What the exercise asks: Copy out each line of the material below that holds the string "icon".

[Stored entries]
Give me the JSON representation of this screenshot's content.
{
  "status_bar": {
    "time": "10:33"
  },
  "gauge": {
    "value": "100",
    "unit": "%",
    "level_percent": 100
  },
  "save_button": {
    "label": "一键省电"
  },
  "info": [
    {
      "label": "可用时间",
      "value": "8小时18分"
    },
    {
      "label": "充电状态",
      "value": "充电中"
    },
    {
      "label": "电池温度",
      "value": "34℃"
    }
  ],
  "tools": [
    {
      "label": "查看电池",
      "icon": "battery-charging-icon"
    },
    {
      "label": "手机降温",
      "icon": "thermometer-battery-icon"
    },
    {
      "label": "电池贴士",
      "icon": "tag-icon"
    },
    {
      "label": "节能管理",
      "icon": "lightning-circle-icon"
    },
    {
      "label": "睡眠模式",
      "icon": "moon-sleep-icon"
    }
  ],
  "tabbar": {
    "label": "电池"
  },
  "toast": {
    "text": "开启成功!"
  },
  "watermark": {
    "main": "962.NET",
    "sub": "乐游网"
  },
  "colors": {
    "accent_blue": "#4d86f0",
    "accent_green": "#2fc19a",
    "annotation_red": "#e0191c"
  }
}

Solution:
      "icon": "battery-charging-icon"
      "icon": "thermometer-battery-icon"
      "icon": "tag-icon"
      "icon": "lightning-circle-icon"
      "icon": "moon-sleep-icon"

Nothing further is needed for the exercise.